THE INPUT |
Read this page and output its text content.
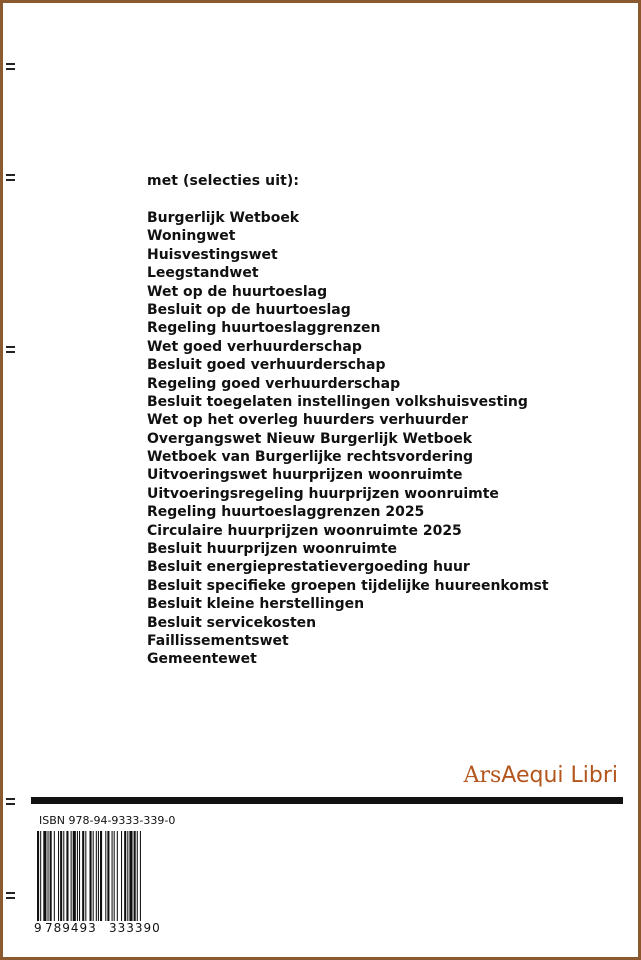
met (selecties uit):
Burgerlijk Wetboek
Woningwet
Huisvestingswet
Leegstandwet
Wet op de huurtoeslag
Besluit op de huurtoeslag
Regeling huurtoeslaggrenzen
Wet goed verhuurderschap
Besluit goed verhuurderschap
Regeling goed verhuurderschap
Besluit toegelaten instellingen volkshuisvesting
Wet op het overleg huurders verhuurder
Overgangswet Nieuw Burgerlijk Wetboek
Wetboek van Burgerlijke rechtsvordering
Uitvoeringswet huurprijzen woonruimte
Uitvoeringsregeling huurprijzen woonruimte
Regeling huurtoeslaggrenzen 2025
Circulaire huurprijzen woonruimte 2025
Besluit huurprijzen woonruimte
Besluit energieprestatievergoeding huur
Besluit specifieke groepen tijdelijke huureenkomst
Besluit kleine herstellingen
Besluit servicekosten
Faillissementswet
Gemeentewet
ArsAequi Libri
ISBN 978-94-9333-339-0
9 789493 333390
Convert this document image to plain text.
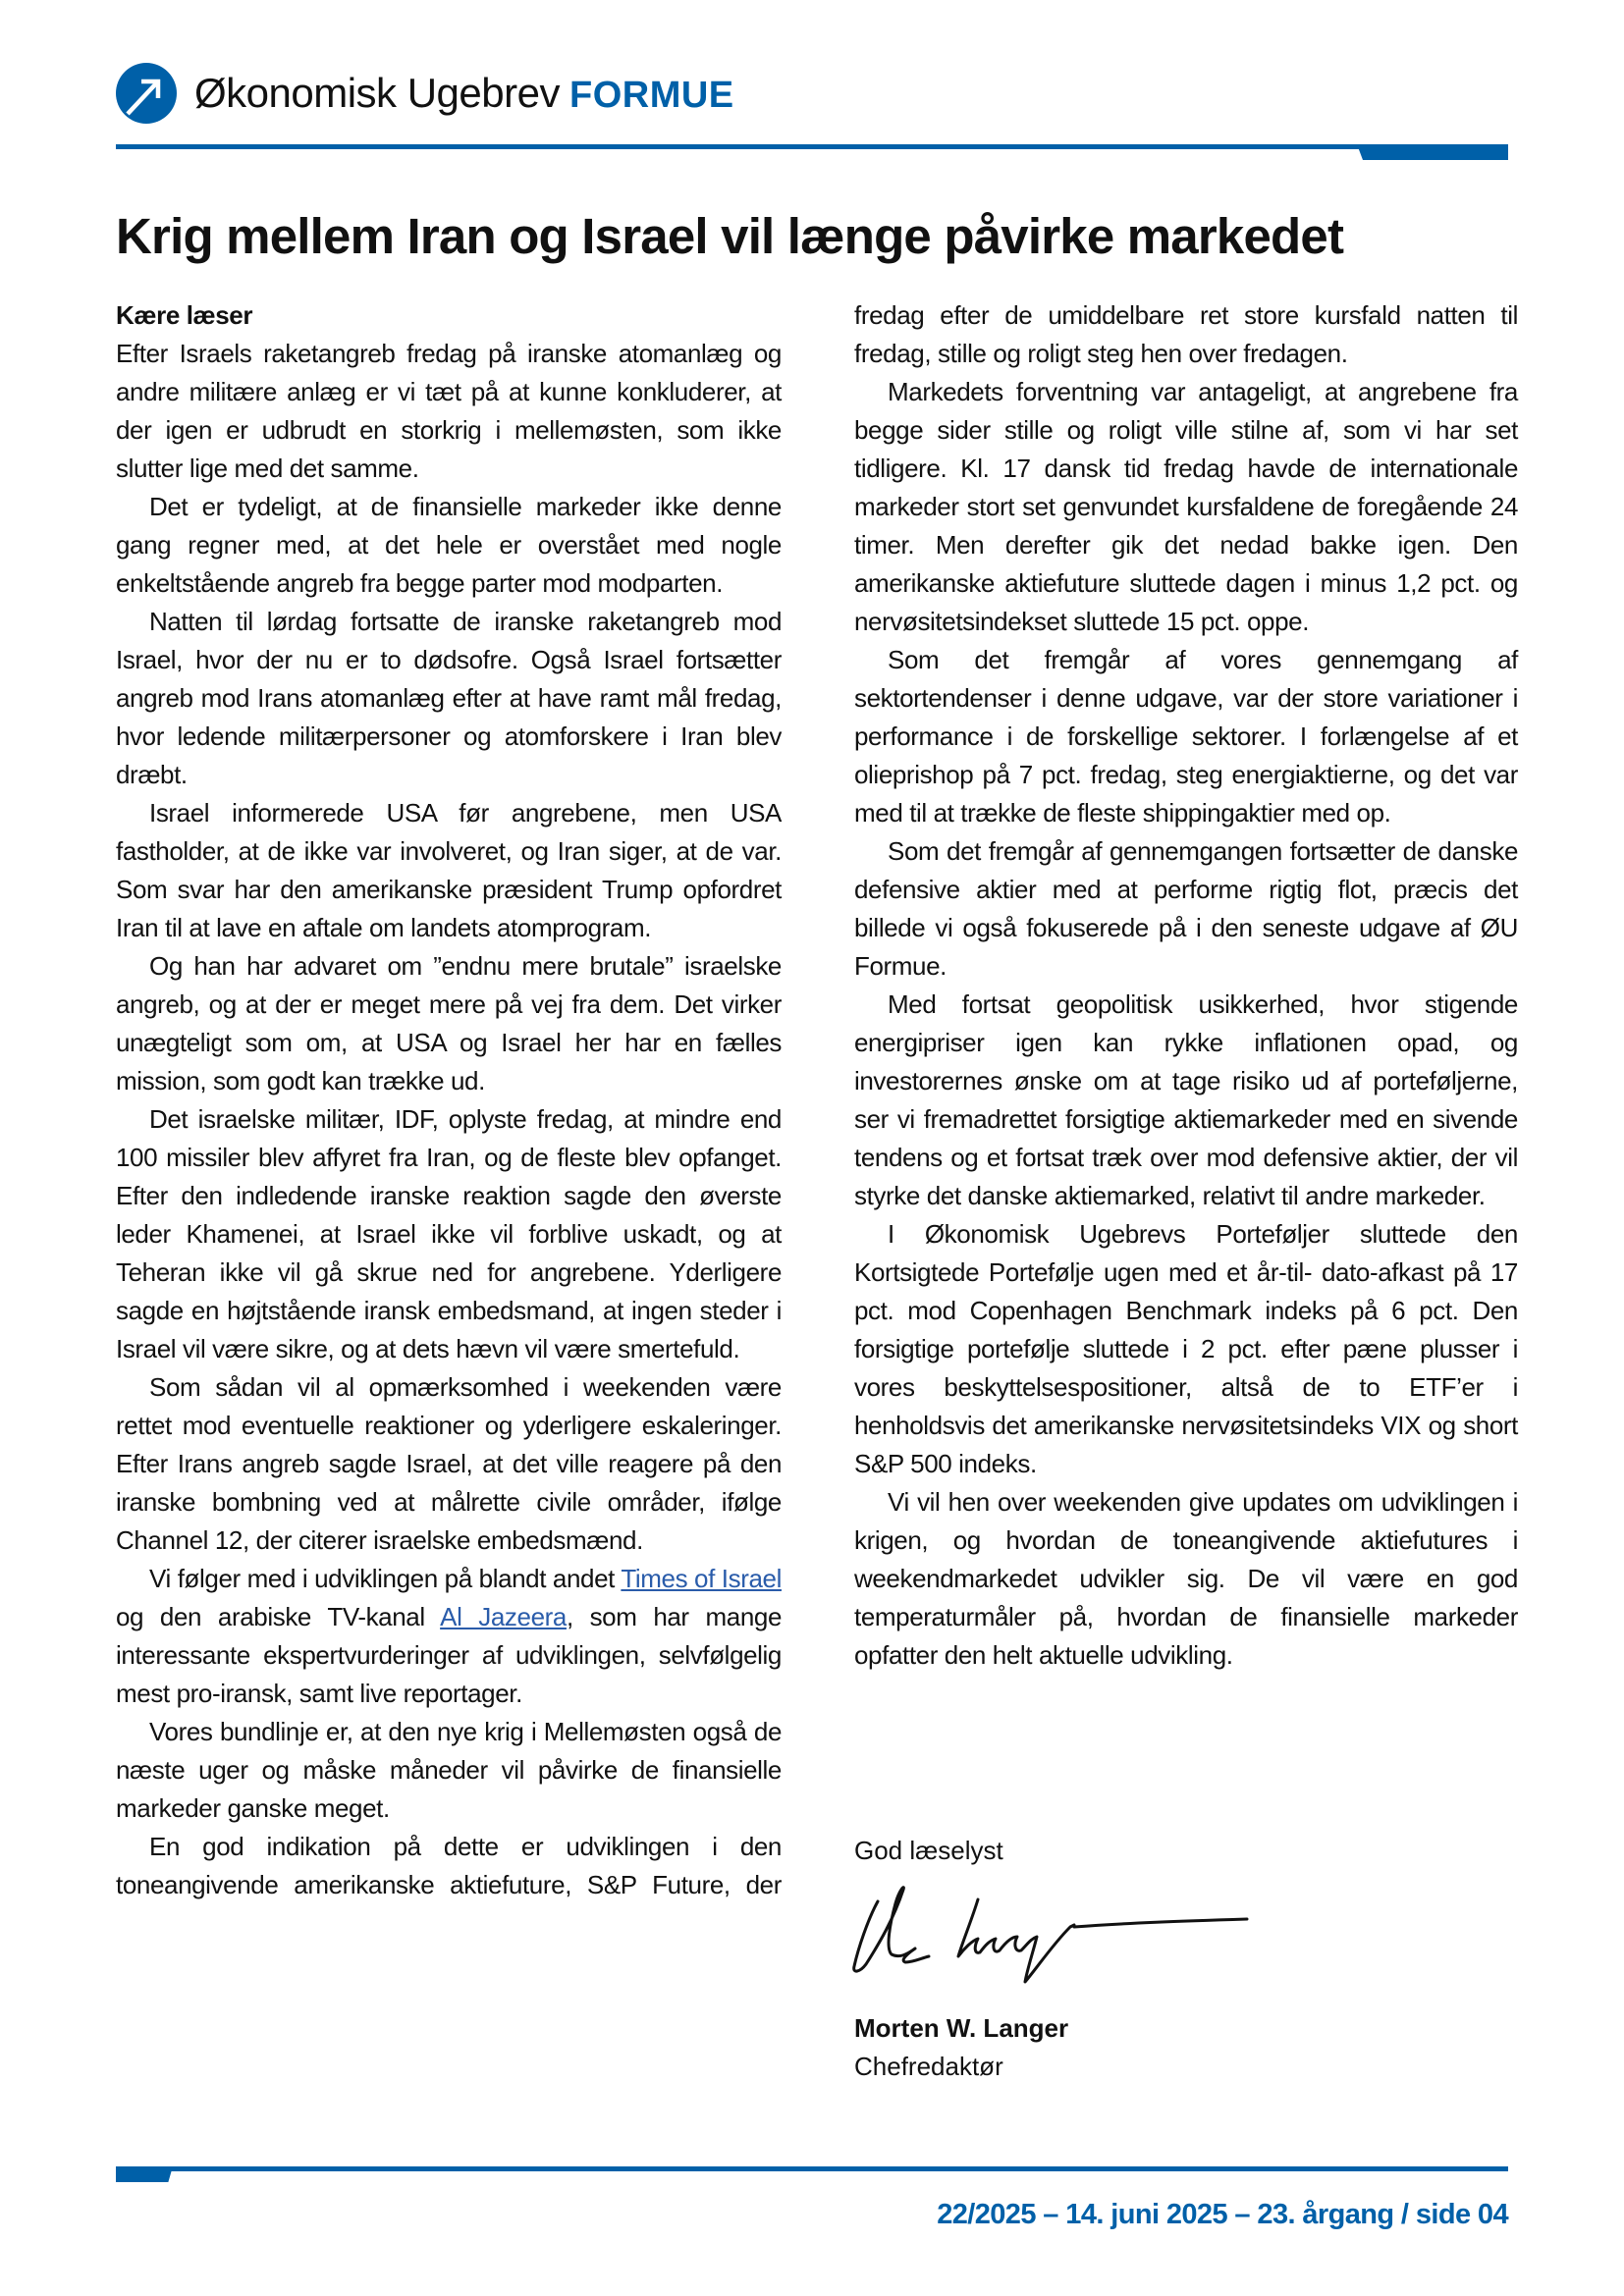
Økonomisk Ugebrev FORMUE
Krig mellem Iran og Israel vil længe påvirke markedet

Kære læser

Efter Israels raketangreb fredag på iranske atomanlæg og andre militære anlæg er vi tæt på at kunne konkluderer, at der igen er udbrudt en storkrig i mellemøsten, som ikke slutter lige med det samme.

Det er tydeligt, at de finansielle markeder ikke denne gang regner med, at det hele er overstået med nogle enkeltstående angreb fra begge parter mod modparten.

Natten til lørdag fortsatte de iranske raketangreb mod Israel, hvor der nu er to dødsofre. Også Israel fortsætter angreb mod Irans atomanlæg efter at have ramt mål fredag, hvor ledende militærpersoner og atomforskere i Iran blev dræbt.

Israel informerede USA før angrebene, men USA fastholder, at de ikke var involveret, og Iran siger, at de var. Som svar har den amerikanske præsident Trump opfordret Iran til at lave en aftale om landets atomprogram.

Og han har advaret om ”endnu mere brutale” israelske angreb, og at der er meget mere på vej fra dem. Det virker unægteligt som om, at USA og Israel her har en fælles mission, som godt kan trække ud.

Det israelske militær, IDF, oplyste fredag, at mindre end 100 missiler blev affyret fra Iran, og de fleste blev opfanget. Efter den indledende iranske reaktion sagde den øverste leder Khamenei, at Israel ikke vil forblive uskadt, og at Teheran ikke vil gå skrue ned for angrebene. Yderligere sagde en højtstående iransk embedsmand, at ingen steder i Israel vil være sikre, og at dets hævn vil være smertefuld.

Som sådan vil al opmærksomhed i weekenden være rettet mod eventuelle reaktioner og yderligere eskaleringer. Efter Irans angreb sagde Israel, at det ville reagere på den iranske bombning ved at målrette civile områder, ifølge Channel 12, der citerer israelske embedsmænd.

Vi følger med i udviklingen på blandt andet Times of Israel og den arabiske TV-kanal Al Jazeera, som har mange interessante ekspertvurderinger af udviklingen, selvfølgelig mest pro-iransk, samt live reportager.

Vores bundlinje er, at den nye krig i Mellemøsten også de næste uger og måske måneder vil påvirke de finansielle markeder ganske meget.

En god indikation på dette er udviklingen i den toneangivende amerikanske aktiefuture, S&P Future, der

fredag efter de umiddelbare ret store kursfald natten til fredag, stille og roligt steg hen over fredagen.

Markedets forventning var antageligt, at angrebene fra begge sider stille og roligt ville stilne af, som vi har set tidligere. Kl. 17 dansk tid fredag havde de internationale markeder stort set genvundet kursfaldene de foregående 24 timer. Men derefter gik det nedad bakke igen. Den amerikanske aktiefuture sluttede dagen i minus 1,2 pct. og nervøsitetsindekset sluttede 15 pct. oppe.

Som det fremgår af vores gennemgang af sektortendenser i denne udgave, var der store variationer i performance i de forskellige sektorer. I forlængelse af et olieprishop på 7 pct. fredag, steg energiaktierne, og det var med til at trække de fleste shippingaktier med op.

Som det fremgår af gennemgangen fortsætter de danske defensive aktier med at performe rigtig flot, præcis det billede vi også fokuserede på i den seneste udgave af ØU Formue.

Med fortsat geopolitisk usikkerhed, hvor stigende energipriser igen kan rykke inflationen opad, og investorernes ønske om at tage risiko ud af porteføljerne, ser vi fremadrettet forsigtige aktiemarkeder med en sivende tendens og et fortsat træk over mod defensive aktier, der vil styrke det danske aktiemarked, relativt til andre markeder.

I Økonomisk Ugebrevs Porteføljer sluttede den Kortsigtede Portefølje ugen med et år-til- dato-afkast på 17 pct. mod Copenhagen Benchmark indeks på 6 pct. Den forsigtige portefølje sluttede i 2 pct. efter pæne plusser i vores beskyttelsespositioner, altså de to ETF’er i henholdsvis det amerikanske nervøsitetsindeks VIX og short S&P 500 indeks.

Vi vil hen over weekenden give updates om udviklingen i krigen, og hvordan de toneangivende aktiefutures i weekendmarkedet udvikler sig. De vil være en god temperaturmåler på, hvordan de finansielle markeder opfatter den helt aktuelle udvikling.

God læselyst
Morten W. Langer
Chefredaktør
22/2025 – 14. juni 2025 – 23. årgang / side 04
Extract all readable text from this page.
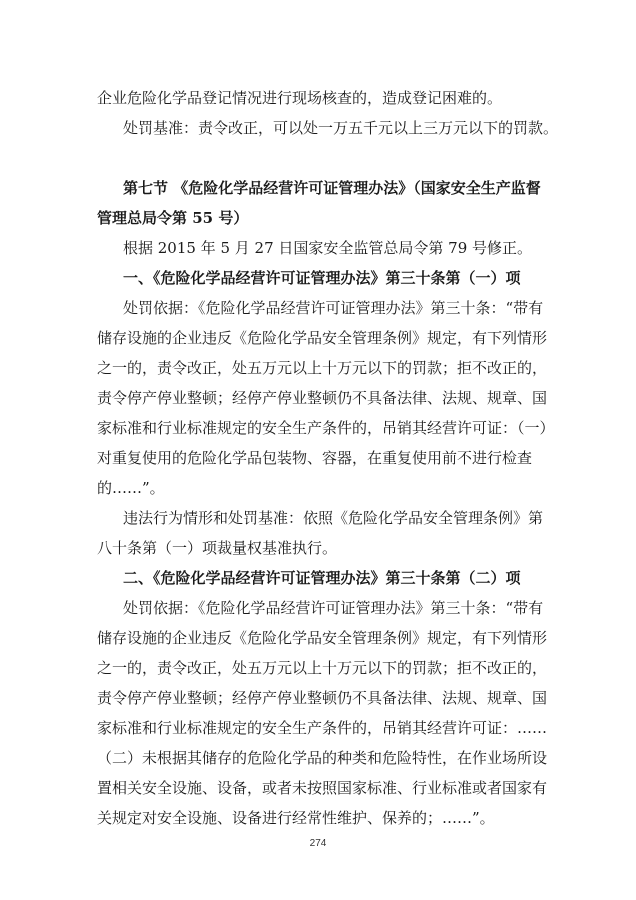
企业危险化学品登记情况进行现场核查的，造成登记困难的。
处罚基准：责令改正，可以处一万五千元以上三万元以下的罚款。
第七节 《危险化学品经营许可证管理办法》（国家安全生产监督
管理总局令第 55 号）
根据 2015 年 5 月 27 日国家安全监管总局令第 79 号修正。
一、《危险化学品经营许可证管理办法》第三十条第（一）项
处罚依据：《危险化学品经营许可证管理办法》第三十条：“带有
储存设施的企业违反《危险化学品安全管理条例》规定，有下列情形
之一的，责令改正，处五万元以上十万元以下的罚款；拒不改正的，
责令停产停业整顿；经停产停业整顿仍不具备法律、法规、规章、国
家标准和行业标准规定的安全生产条件的，吊销其经营许可证：（一）
对重复使用的危险化学品包装物、容器，在重复使用前不进行检查
的……”。
违法行为情形和处罚基准：依照《危险化学品安全管理条例》第
八十条第（一）项裁量权基准执行。
二、《危险化学品经营许可证管理办法》第三十条第（二）项
处罚依据：《危险化学品经营许可证管理办法》第三十条：“带有
储存设施的企业违反《危险化学品安全管理条例》规定，有下列情形
之一的，责令改正，处五万元以上十万元以下的罚款；拒不改正的，
责令停产停业整顿；经停产停业整顿仍不具备法律、法规、规章、国
家标准和行业标准规定的安全生产条件的，吊销其经营许可证：……
（二）未根据其储存的危险化学品的种类和危险特性，在作业场所设
置相关安全设施、设备，或者未按照国家标准、行业标准或者国家有
关规定对安全设施、设备进行经常性维护、保养的；……”。
274
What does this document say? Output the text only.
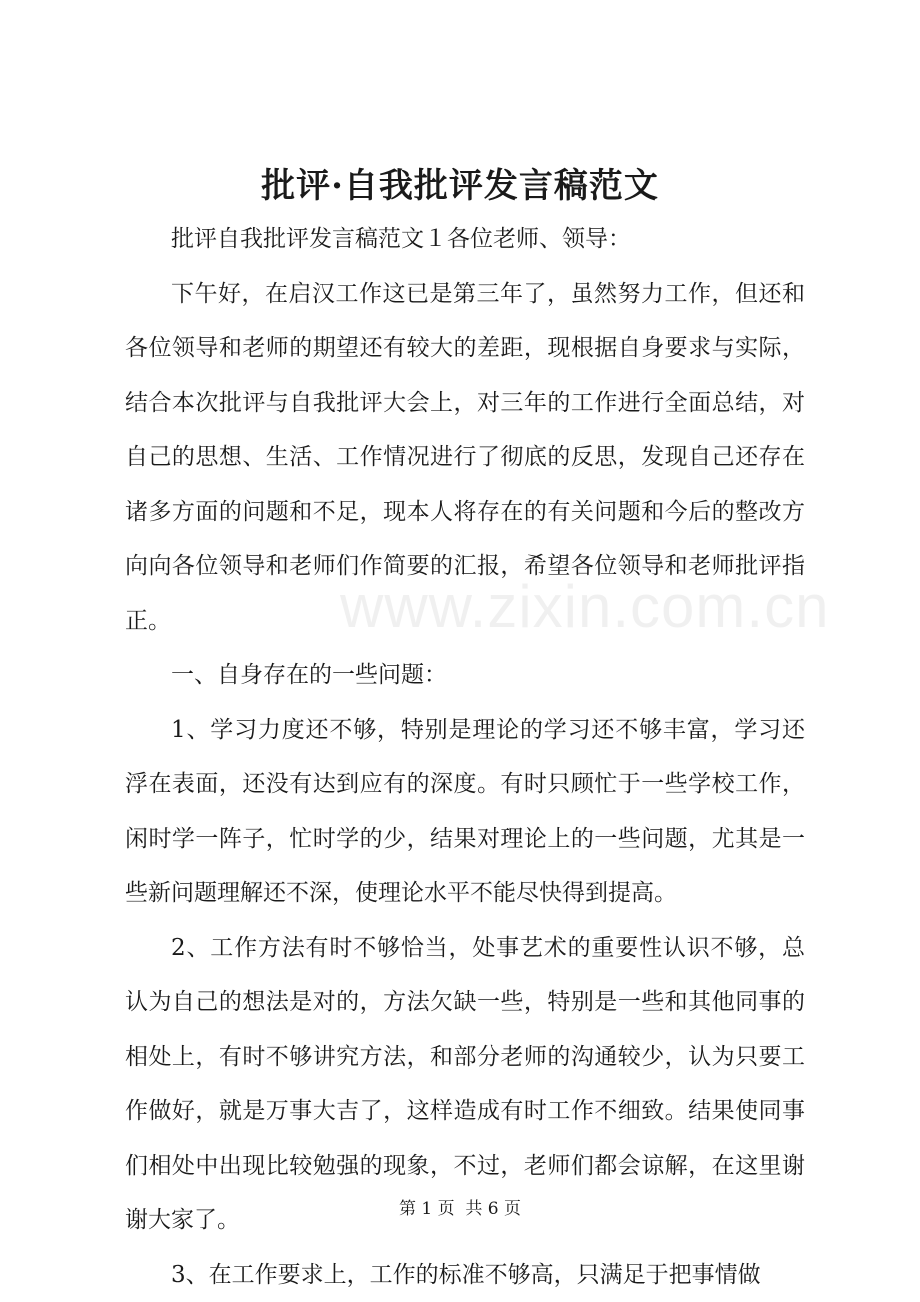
批评·自我批评发言稿范文

批评自我批评发言稿范文１各位老师、领导：

下午好，在启汉工作这已是第三年了，虽然努力工作，但还和各位领导和老师的期望还有较大的差距，现根据自身要求与实际，结合本次批评与自我批评大会上，对三年的工作进行全面总结，对自己的思想、生活、工作情况进行了彻底的反思，发现自己还存在诸多方面的问题和不足，现本人将存在的有关问题和今后的整改方向向各位领导和老师们作简要的汇报，希望各位领导和老师批评指正。

一、自身存在的一些问题：

1、学习力度还不够，特别是理论的学习还不够丰富，学习还浮在表面，还没有达到应有的深度。有时只顾忙于一些学校工作，闲时学一阵子，忙时学的少，结果对理论上的一些问题，尤其是一些新问题理解还不深，使理论水平不能尽快得到提高。

2、工作方法有时不够恰当，处事艺术的重要性认识不够，总认为自己的想法是对的，方法欠缺一些，特别是一些和其他同事的相处上，有时不够讲究方法，和部分老师的沟通较少，认为只要工作做好，就是万事大吉了，这样造成有时工作不细致。结果使同事们相处中出现比较勉强的现象，不过，老师们都会谅解，在这里谢谢大家了。

3、在工作要求上，工作的标准不够高，只满足于把事情做

www.zixin.com.cn
第 1 页 共 6 页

PROBLEM DESCRIPTION | Beginning at the line with "What does this", reproduce each line exactly through the last line of the records above, with pictures left out.

WRITTEN ANSWER |
What does this document say? Output the text only.
批评·自我批评发言稿范文

批评自我批评发言稿范文１各位老师、领导：

下午好，在启汉工作这已是第三年了，虽然努力工作，但还和各位领导和老师的期望还有较大的差距，现根据自身要求与实际，结合本次批评与自我批评大会上，对三年的工作进行全面总结，对自己的思想、生活、工作情况进行了彻底的反思，发现自己还存在诸多方面的问题和不足，现本人将存在的有关问题和今后的整改方向向各位领导和老师们作简要的汇报，希望各位领导和老师批评指正。

一、自身存在的一些问题：

1、学习力度还不够，特别是理论的学习还不够丰富，学习还浮在表面，还没有达到应有的深度。有时只顾忙于一些学校工作，闲时学一阵子，忙时学的少，结果对理论上的一些问题，尤其是一些新问题理解还不深，使理论水平不能尽快得到提高。

2、工作方法有时不够恰当，处事艺术的重要性认识不够，总认为自己的想法是对的，方法欠缺一些，特别是一些和其他同事的相处上，有时不够讲究方法，和部分老师的沟通较少，认为只要工作做好，就是万事大吉了，这样造成有时工作不细致。结果使同事们相处中出现比较勉强的现象，不过，老师们都会谅解，在这里谢谢大家了。

3、在工作要求上，工作的标准不够高，只满足于把事情做

www.zixin.com.cn
第 1 页 共 6 页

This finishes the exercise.